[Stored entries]

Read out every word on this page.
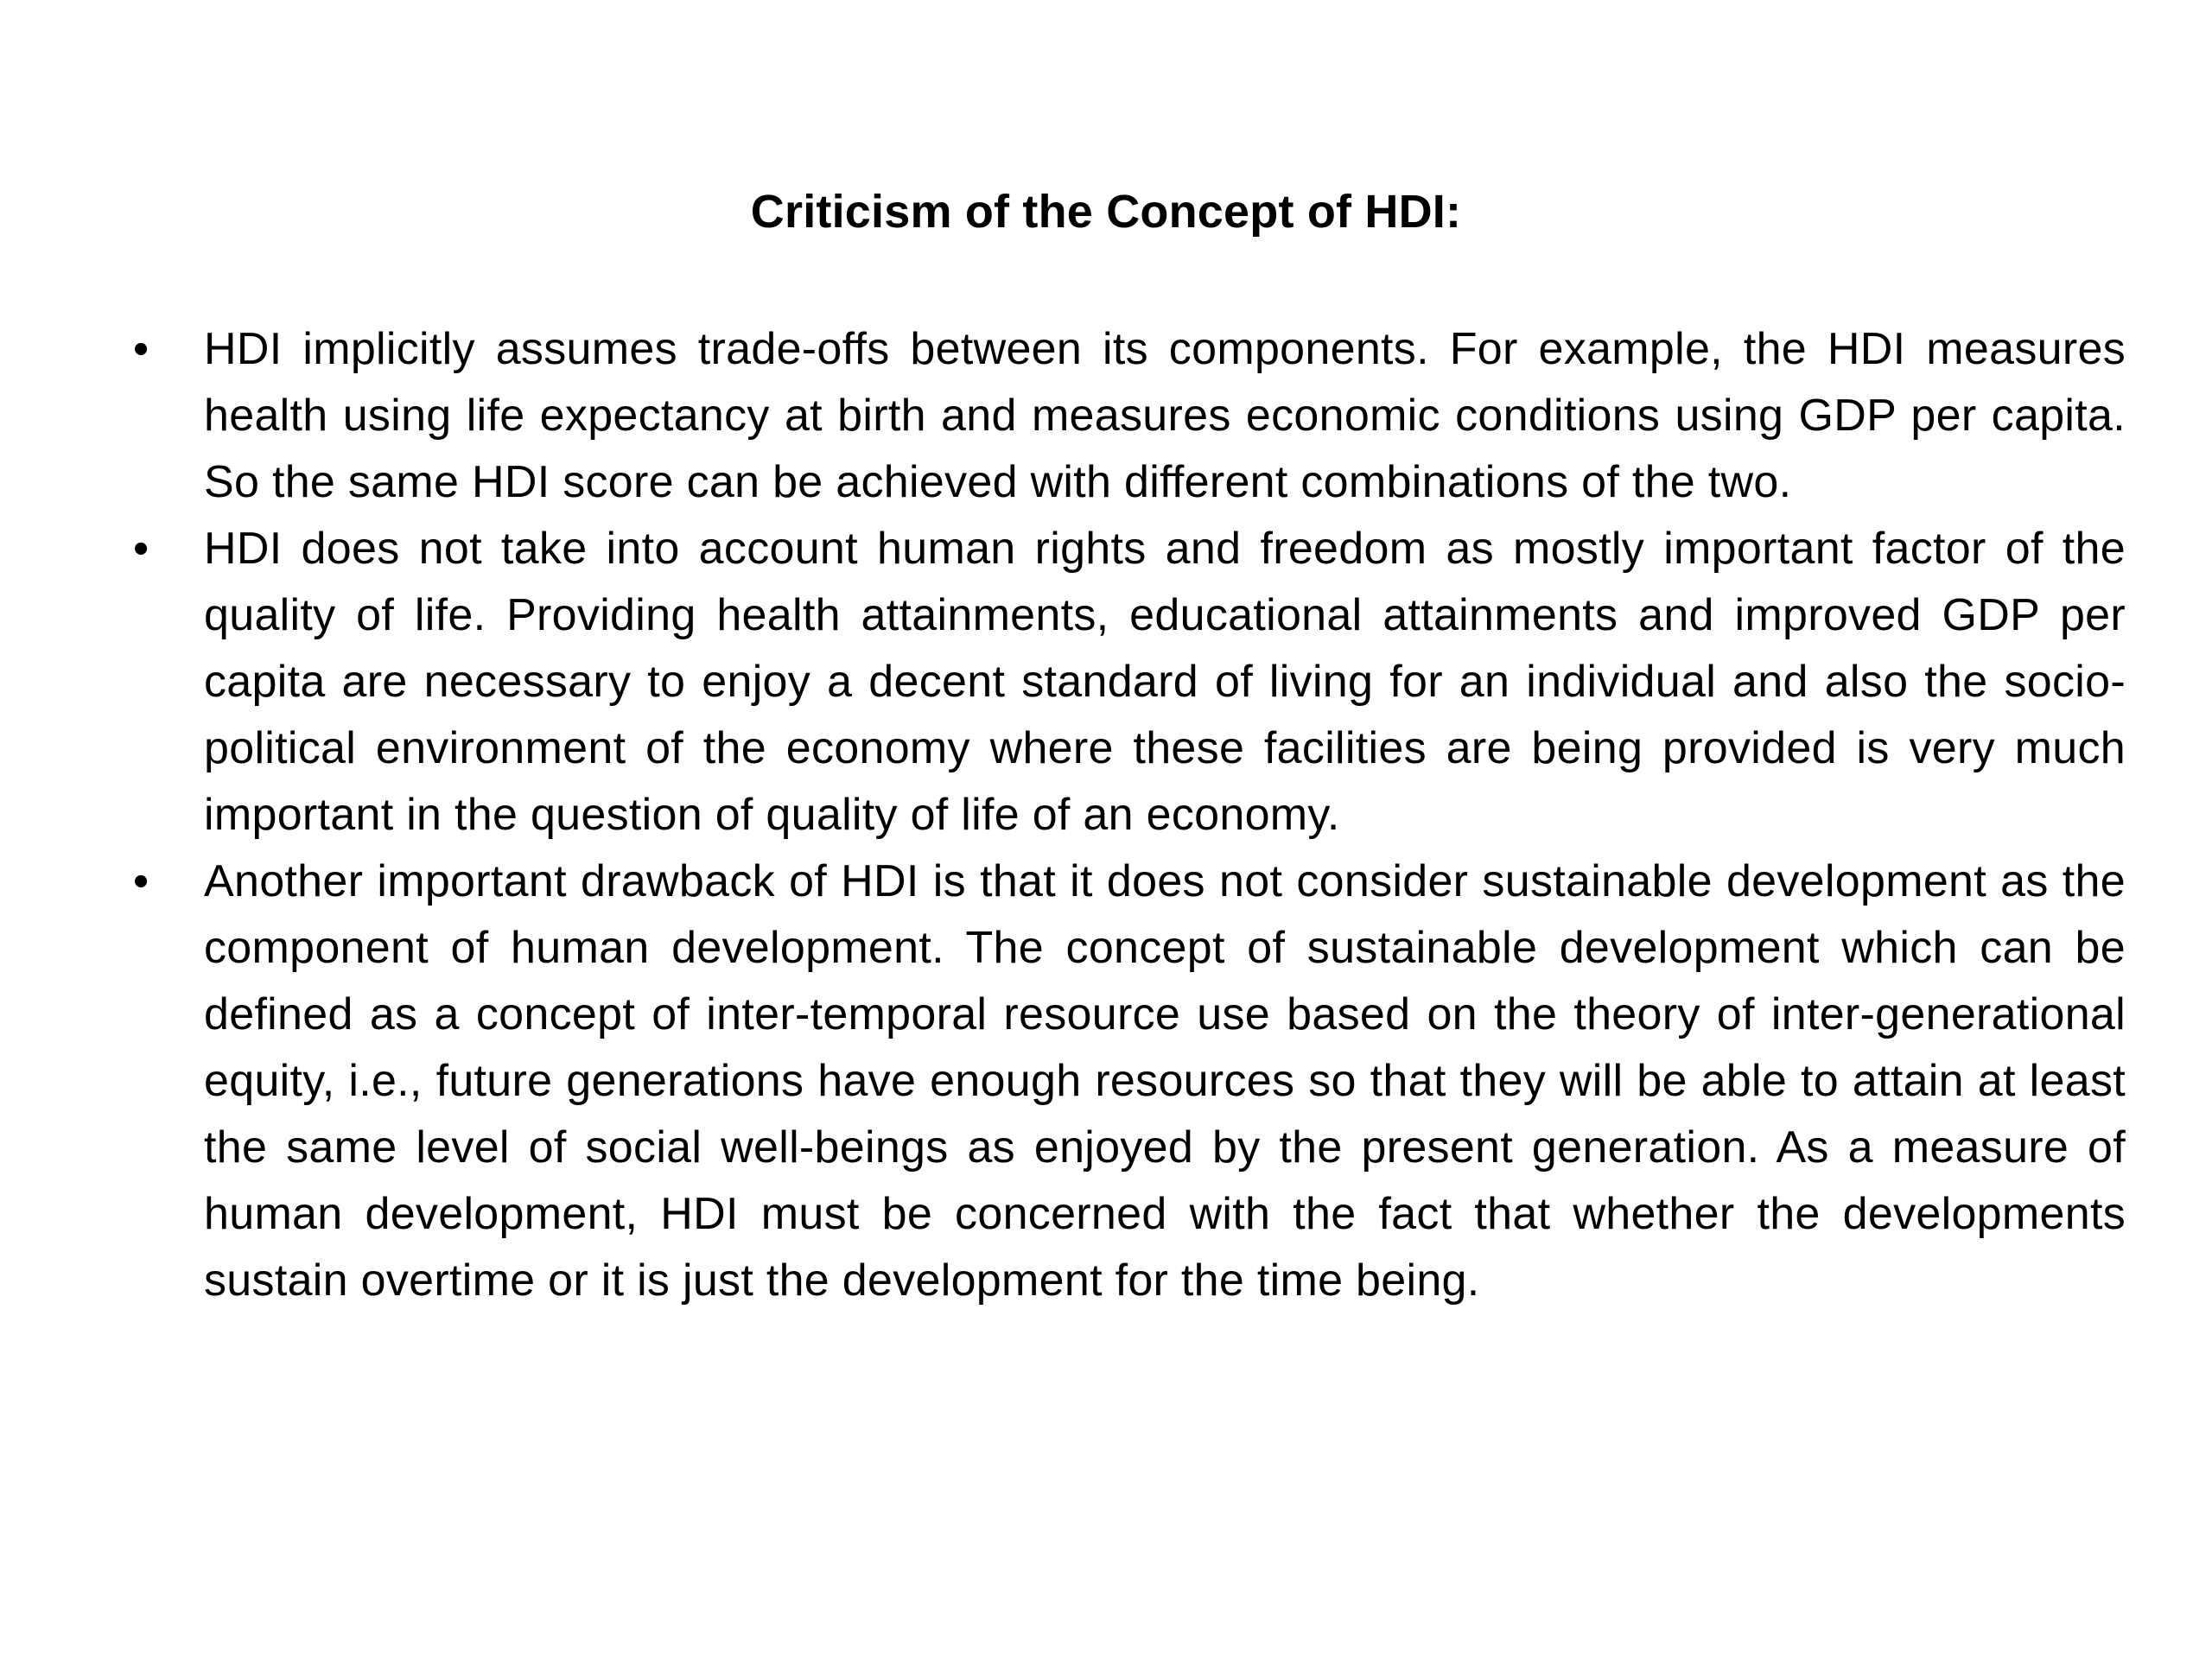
Criticism of the Concept of HDI:
• HDI implicitly assumes trade-offs between its components. For example, the HDI measures health using life expectancy at birth and measures economic conditions using GDP per capita. So the same HDI score can be achieved with different combinations of the two.
• HDI does not take into account human rights and freedom as mostly important factor of the quality of life. Providing health attainments, educational attainments and improved GDP per capita are necessary to enjoy a decent standard of living for an individual and also the socio-political environment of the economy where these facilities are being provided is very much important in the question of quality of life of an economy.
• Another important drawback of HDI is that it does not consider sustainable development as the component of human development. The concept of sustainable development which can be defined as a concept of inter-temporal resource use based on the theory of inter-generational equity, i.e., future generations have enough resources so that they will be able to attain at least the same level of social well-beings as enjoyed by the present generation. As a measure of human development, HDI must be concerned with the fact that whether the developments sustain overtime or it is just the development for the time being.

* Requirements *
Every line above should be repeated exactly; pictures stay out of the copy.

* Correct output *
Read out every word on this page.
Criticism of the Concept of HDI:
• HDI implicitly assumes trade-offs between its components. For example, the HDI measures health using life expectancy at birth and measures economic conditions using GDP per capita. So the same HDI score can be achieved with different combinations of the two.
• HDI does not take into account human rights and freedom as mostly important factor of the quality of life. Providing health attainments, educational attainments and improved GDP per capita are necessary to enjoy a decent standard of living for an individual and also the socio-political environment of the economy where these facilities are being provided is very much important in the question of quality of life of an economy.
• Another important drawback of HDI is that it does not consider sustainable development as the component of human development. The concept of sustainable development which can be defined as a concept of inter-temporal resource use based on the theory of inter-generational equity, i.e., future generations have enough resources so that they will be able to attain at least the same level of social well-beings as enjoyed by the present generation. As a measure of human development, HDI must be concerned with the fact that whether the developments sustain overtime or it is just the development for the time being.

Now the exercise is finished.